The entries are to be returned exactly, with images left out.
* begin PROVIDED MATERIAL *
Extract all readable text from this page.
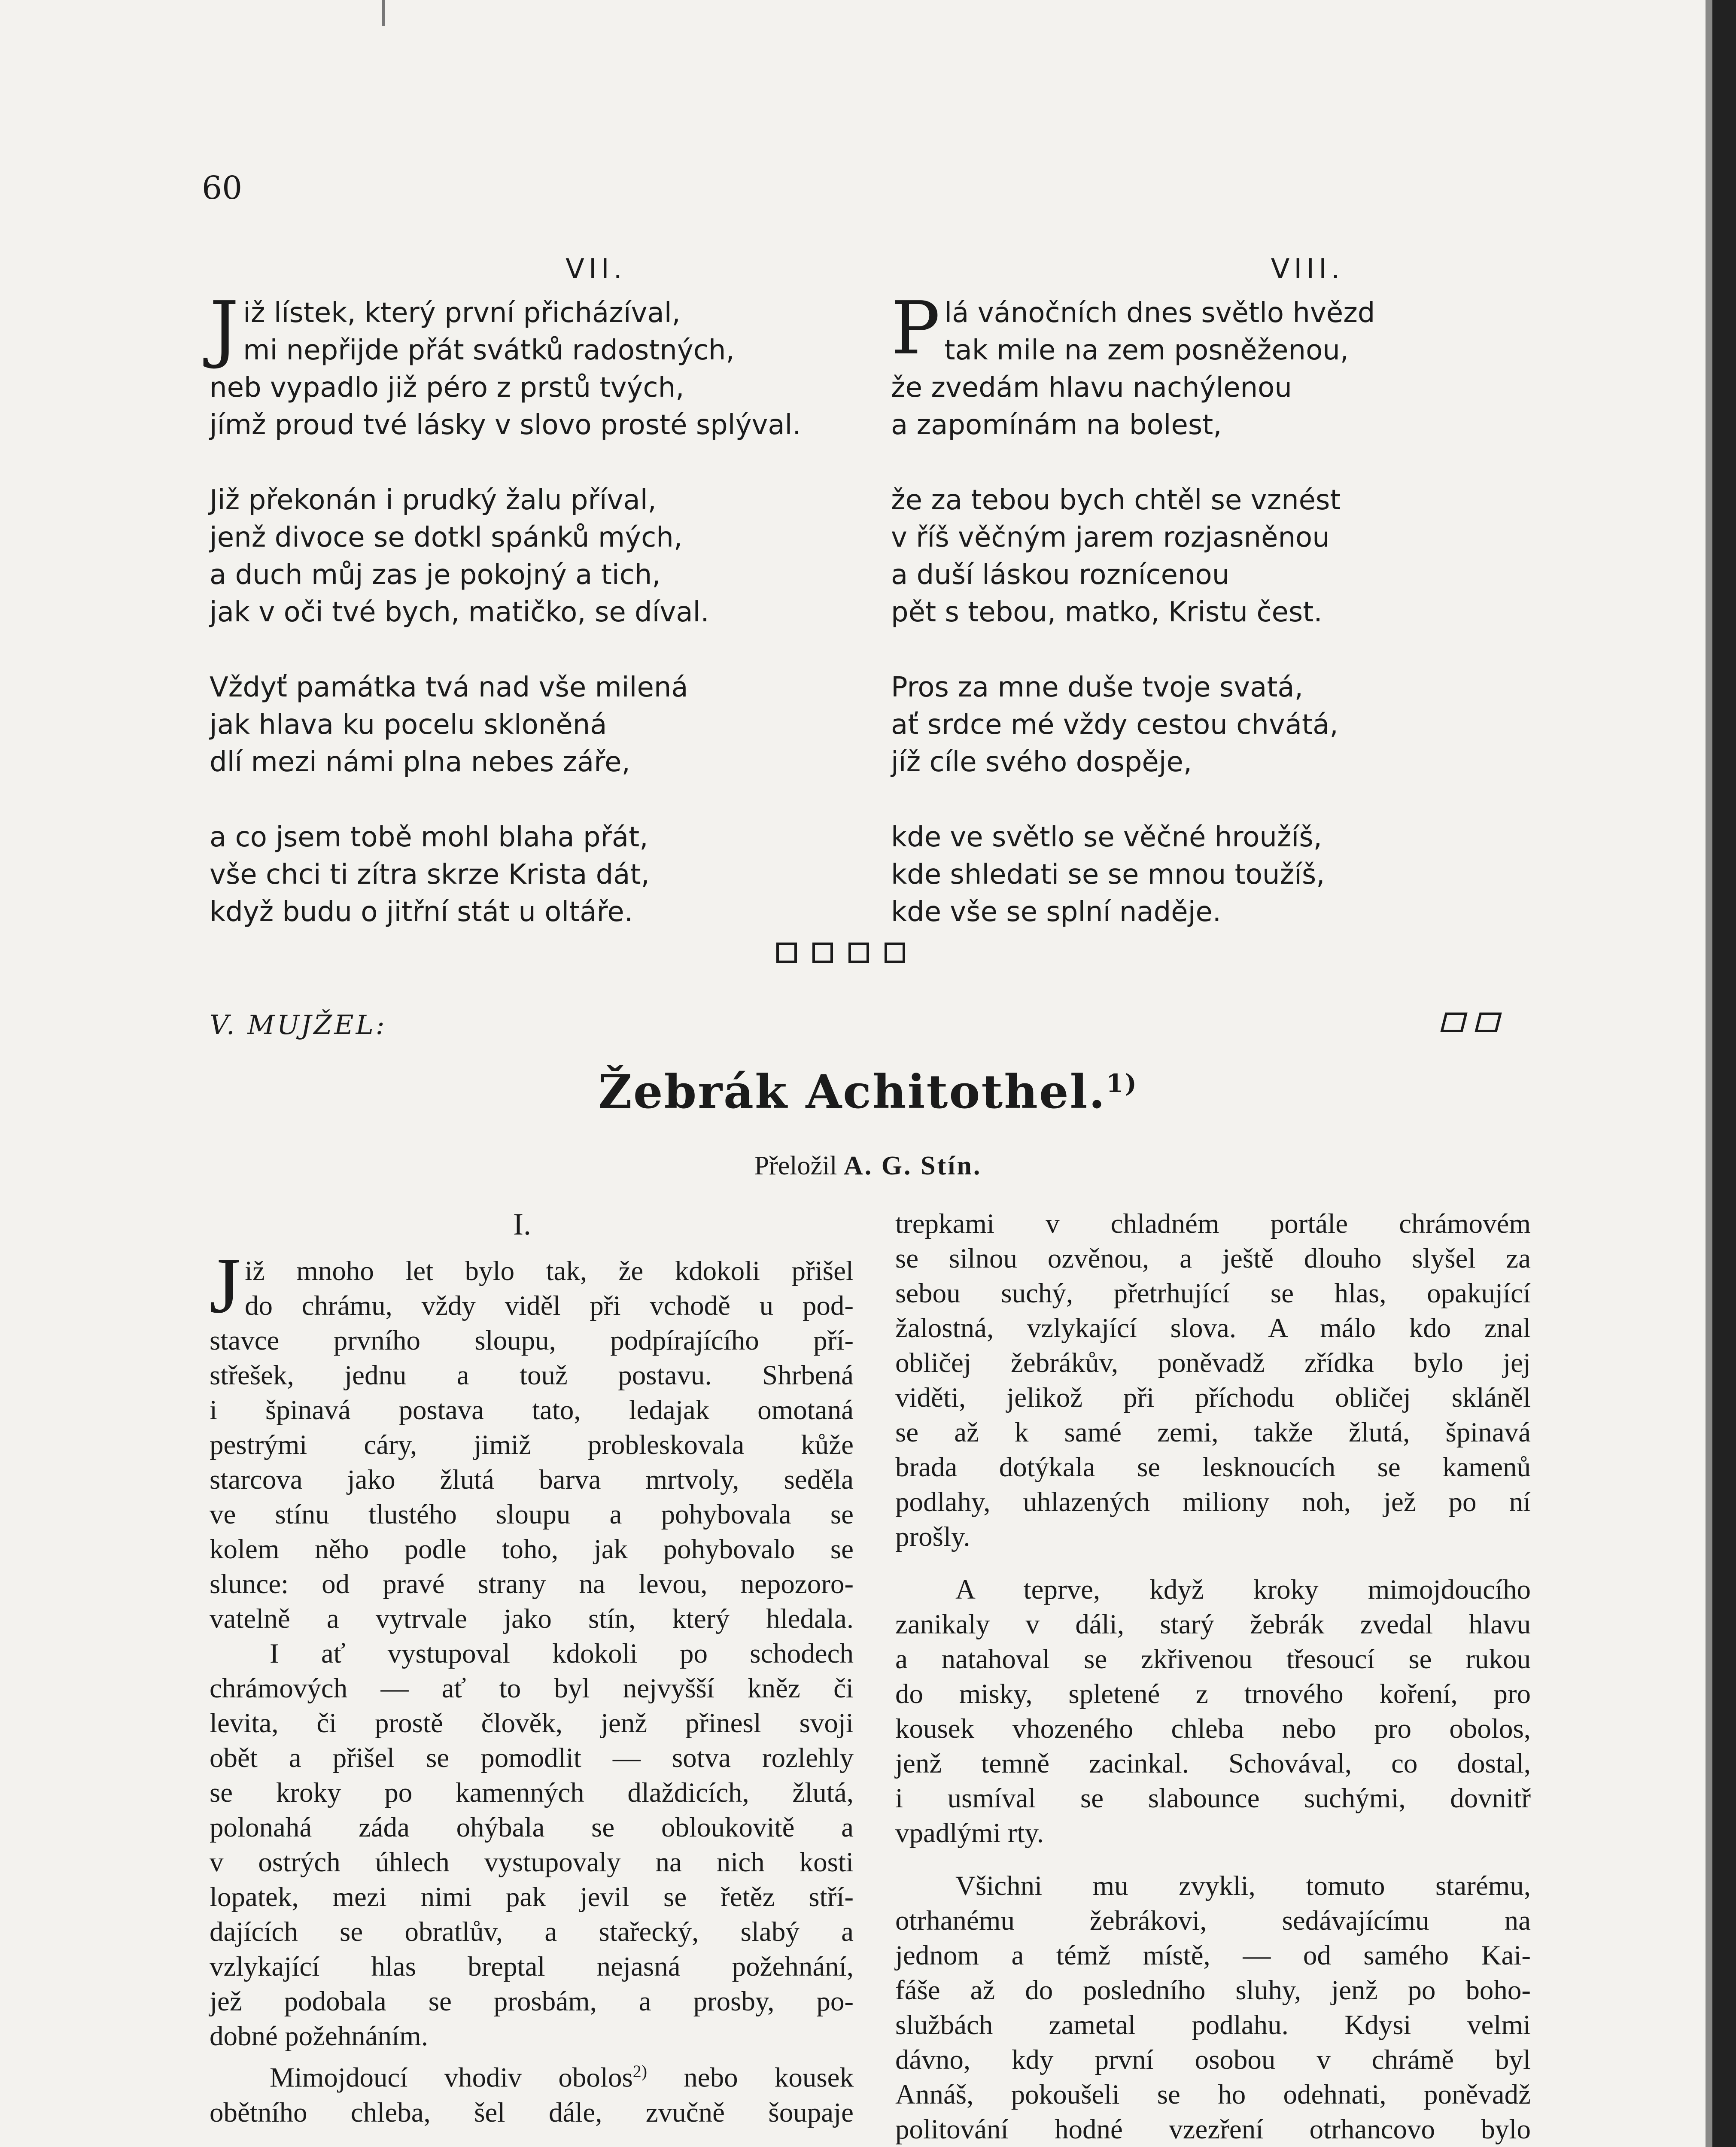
60
VII.
J iž lístek, který první přicházíval,
mi nepřijde přát svátků radostných,
neb vypadlo již péro z prstů tvých,
jímž proud tvé lásky v slovo prosté splýval.
Již překonán i prudký žalu příval,
jenž divoce se dotkl spánků mých,
a duch můj zas je pokojný a tich,
jak v oči tvé bych, matičko, se díval.
Vždyť památka tvá nad vše milená
jak hlava ku pocelu skloněná
dlí mezi námi plna nebes záře,
a co jsem tobě mohl blaha přát,
vše chci ti zítra skrze Krista dát,
když budu o jitřní stát u oltáře.
VIII.
P lá vánočních dnes světlo hvězd
tak mile na zem posněženou,
že zvedám hlavu nachýlenou
a zapomínám na bolest,
že za tebou bych chtěl se vznést
v říš věčným jarem rozjasněnou
a duší láskou roznícenou
pět s tebou, matko, Kristu čest.
Pros za mne duše tvoje svatá,
ať srdce mé vždy cestou chvátá,
jíž cíle svého dospěje,
kde ve světlo se věčné hroužíš,
kde shledati se se mnou toužíš,
kde vše se splní naděje.
V. MUJŽEL:
Žebrák Achitothel.$^{1)}$
Přeložil A. G. Stín.
I.
J iž mnoho let bylo tak, že kdokoli přišel
do chrámu, vždy viděl při vchodě u pod-
stavce prvního sloupu, podpírajícího pří-
střešek, jednu a touž postavu. Shrbená
i špinavá postava tato, ledajak omotaná
pestrými cáry, jimiž probleskovala kůže
starcova jako žlutá barva mrtvoly, seděla
ve stínu tlustého sloupu a pohybovala se
kolem něho podle toho, jak pohybovalo se
slunce: od pravé strany na levou, nepozoro-
vatelně a vytrvale jako stín, který hledala.
I ať vystupoval kdokoli po schodech
chrámových — ať to byl nejvyšší kněz či
levita, či prostě člověk, jenž přinesl svoji
obět a přišel se pomodlit — sotva rozlehly
se kroky po kamenných dlaždicích, žlutá,
polonahá záda ohýbala se obloukovitě a
v ostrých úhlech vystupovaly na nich kosti
lopatek, mezi nimi pak jevil se řetěz stří-
dajících se obratlův, a stařecký, slabý a
vzlykající hlas breptal nejasná požehnání,
jež podobala se prosbám, a prosby, po-
dobné požehnáním.
Mimojdoucí vhodiv obolos$^{2)}$ nebo kousek
obětního chleba, šel dále, zvučně šoupaje
trepkami v chladném portále chrámovém
se silnou ozvěnou, a ještě dlouho slyšel za
sebou suchý, přetrhující se hlas, opakující
žalostná, vzlykající slova. A málo kdo znal
obličej žebrákův, poněvadž zřídka bylo jej
viděti, jelikož při příchodu obličej skláněl
se až k samé zemi, takže žlutá, špinavá
brada dotýkala se lesknoucích se kamenů
podlahy, uhlazených miliony noh, jež po ní
prošly.
A teprve, když kroky mimojdoucího
zanikaly v dáli, starý žebrák zvedal hlavu
a natahoval se zkřivenou třesoucí se rukou
do misky, spletené z trnového koření, pro
kousek vhozeného chleba nebo pro obolos,
jenž temně zacinkal. Schovával, co dostal,
i usmíval se slabounce suchými, dovnitř
vpadlými rty.
Všichni mu zvykli, tomuto starému,
otrhanému žebrákovi, sedávajícímu na
jednom a témž místě, — od samého Kai-
fáše až do posledního sluhy, jenž po boho-
službách zametal podlahu. Kdysi velmi
dávno, kdy první osobou v chrámě byl
Annáš, pokoušeli se ho odehnati, poněvadž
politování hodné vzezření otrhancovo bylo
* end PROVIDED MATERIAL *
* **ANSWER**
Extract all readable text from this page.
60
VII.
J iž lístek, který první přicházíval,
mi nepřijde přát svátků radostných,
neb vypadlo již péro z prstů tvých,
jímž proud tvé lásky v slovo prosté splýval.
Již překonán i prudký žalu příval,
jenž divoce se dotkl spánků mých,
a duch můj zas je pokojný a tich,
jak v oči tvé bych, matičko, se díval.
Vždyť památka tvá nad vše milená
jak hlava ku pocelu skloněná
dlí mezi námi plna nebes záře,
a co jsem tobě mohl blaha přát,
vše chci ti zítra skrze Krista dát,
když budu o jitřní stát u oltáře.
VIII.
P lá vánočních dnes světlo hvězd
tak mile na zem posněženou,
že zvedám hlavu nachýlenou
a zapomínám na bolest,
že za tebou bych chtěl se vznést
v říš věčným jarem rozjasněnou
a duší láskou roznícenou
pět s tebou, matko, Kristu čest.
Pros za mne duše tvoje svatá,
ať srdce mé vždy cestou chvátá,
jíž cíle svého dospěje,
kde ve světlo se věčné hroužíš,
kde shledati se se mnou toužíš,
kde vše se splní naděje.
V. MUJŽEL:
Žebrák Achitothel.$^{1)}$
Přeložil A. G. Stín.
I.
J iž mnoho let bylo tak, že kdokoli přišel
do chrámu, vždy viděl při vchodě u pod-
stavce prvního sloupu, podpírajícího pří-
střešek, jednu a touž postavu. Shrbená
i špinavá postava tato, ledajak omotaná
pestrými cáry, jimiž probleskovala kůže
starcova jako žlutá barva mrtvoly, seděla
ve stínu tlustého sloupu a pohybovala se
kolem něho podle toho, jak pohybovalo se
slunce: od pravé strany na levou, nepozoro-
vatelně a vytrvale jako stín, který hledala.
I ať vystupoval kdokoli po schodech
chrámových — ať to byl nejvyšší kněz či
levita, či prostě člověk, jenž přinesl svoji
obět a přišel se pomodlit — sotva rozlehly
se kroky po kamenných dlaždicích, žlutá,
polonahá záda ohýbala se obloukovitě a
v ostrých úhlech vystupovaly na nich kosti
lopatek, mezi nimi pak jevil se řetěz stří-
dajících se obratlův, a stařecký, slabý a
vzlykající hlas breptal nejasná požehnání,
jež podobala se prosbám, a prosby, po-
dobné požehnáním.
Mimojdoucí vhodiv obolos$^{2)}$ nebo kousek
obětního chleba, šel dále, zvučně šoupaje
trepkami v chladném portále chrámovém
se silnou ozvěnou, a ještě dlouho slyšel za
sebou suchý, přetrhující se hlas, opakující
žalostná, vzlykající slova. A málo kdo znal
obličej žebrákův, poněvadž zřídka bylo jej
viděti, jelikož při příchodu obličej skláněl
se až k samé zemi, takže žlutá, špinavá
brada dotýkala se lesknoucích se kamenů
podlahy, uhlazených miliony noh, jež po ní
prošly.
A teprve, když kroky mimojdoucího
zanikaly v dáli, starý žebrák zvedal hlavu
a natahoval se zkřivenou třesoucí se rukou
do misky, spletené z trnového koření, pro
kousek vhozeného chleba nebo pro obolos,
jenž temně zacinkal. Schovával, co dostal,
i usmíval se slabounce suchými, dovnitř
vpadlými rty.
Všichni mu zvykli, tomuto starému,
otrhanému žebrákovi, sedávajícímu na
jednom a témž místě, — od samého Kai-
fáše až do posledního sluhy, jenž po boho-
službách zametal podlahu. Kdysi velmi
dávno, kdy první osobou v chrámě byl
Annáš, pokoušeli se ho odehnati, poněvadž
politování hodné vzezření otrhancovo bylo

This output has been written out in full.